* [OBJECTIF DE L'EXERCICE] Listez, en les recopiant, toutes les lignes ci-dessous qui contiennent le mot « suffix ».

(Éléments du jeu de données)
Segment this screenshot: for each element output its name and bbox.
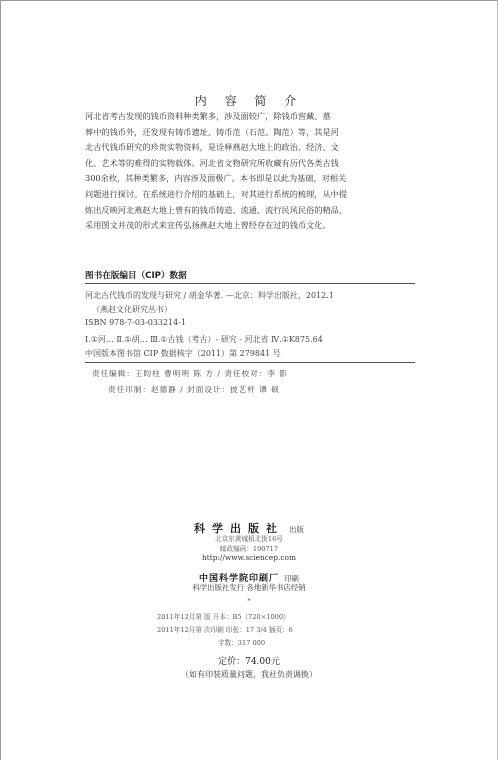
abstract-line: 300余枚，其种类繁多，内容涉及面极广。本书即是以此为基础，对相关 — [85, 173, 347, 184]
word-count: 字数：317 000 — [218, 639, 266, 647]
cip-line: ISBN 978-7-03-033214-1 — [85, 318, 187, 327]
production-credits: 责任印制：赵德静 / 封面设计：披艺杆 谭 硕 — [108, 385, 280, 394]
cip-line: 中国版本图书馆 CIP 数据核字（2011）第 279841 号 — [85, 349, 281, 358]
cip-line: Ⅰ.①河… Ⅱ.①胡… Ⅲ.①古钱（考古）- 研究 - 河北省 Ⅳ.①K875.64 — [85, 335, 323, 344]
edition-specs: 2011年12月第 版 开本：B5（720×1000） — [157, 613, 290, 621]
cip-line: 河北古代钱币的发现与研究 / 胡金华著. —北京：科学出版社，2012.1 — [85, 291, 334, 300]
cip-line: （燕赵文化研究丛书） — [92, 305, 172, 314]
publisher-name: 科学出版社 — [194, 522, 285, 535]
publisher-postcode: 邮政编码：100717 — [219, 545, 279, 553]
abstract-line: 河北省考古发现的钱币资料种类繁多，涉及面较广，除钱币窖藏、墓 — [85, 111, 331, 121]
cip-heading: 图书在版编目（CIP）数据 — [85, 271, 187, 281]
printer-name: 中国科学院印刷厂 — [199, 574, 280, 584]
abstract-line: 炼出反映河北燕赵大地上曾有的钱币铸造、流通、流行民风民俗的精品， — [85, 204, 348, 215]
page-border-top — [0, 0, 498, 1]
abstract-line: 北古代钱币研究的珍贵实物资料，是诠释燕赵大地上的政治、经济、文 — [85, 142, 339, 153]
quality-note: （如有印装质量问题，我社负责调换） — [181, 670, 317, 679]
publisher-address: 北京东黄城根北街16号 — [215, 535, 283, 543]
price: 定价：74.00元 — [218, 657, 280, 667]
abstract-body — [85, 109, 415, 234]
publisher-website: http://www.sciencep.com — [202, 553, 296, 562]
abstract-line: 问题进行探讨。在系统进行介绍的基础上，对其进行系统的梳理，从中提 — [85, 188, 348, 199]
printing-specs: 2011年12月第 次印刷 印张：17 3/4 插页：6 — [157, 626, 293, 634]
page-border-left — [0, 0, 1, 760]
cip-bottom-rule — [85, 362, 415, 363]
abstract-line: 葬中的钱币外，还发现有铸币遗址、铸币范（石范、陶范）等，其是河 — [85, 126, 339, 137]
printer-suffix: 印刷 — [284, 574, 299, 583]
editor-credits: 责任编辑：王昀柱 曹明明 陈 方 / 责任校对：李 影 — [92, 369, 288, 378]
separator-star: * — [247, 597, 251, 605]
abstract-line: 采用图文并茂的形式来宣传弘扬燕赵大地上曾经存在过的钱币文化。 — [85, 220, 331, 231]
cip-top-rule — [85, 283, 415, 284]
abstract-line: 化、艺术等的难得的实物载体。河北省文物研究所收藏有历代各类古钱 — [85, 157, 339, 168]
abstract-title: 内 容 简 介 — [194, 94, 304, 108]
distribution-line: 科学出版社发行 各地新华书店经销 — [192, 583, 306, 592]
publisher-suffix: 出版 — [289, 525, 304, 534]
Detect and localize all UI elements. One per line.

* [LA RÉPONSE]
printer-suffix: 印刷 — [284, 574, 299, 583]
publisher-suffix: 出版 — [289, 525, 304, 534]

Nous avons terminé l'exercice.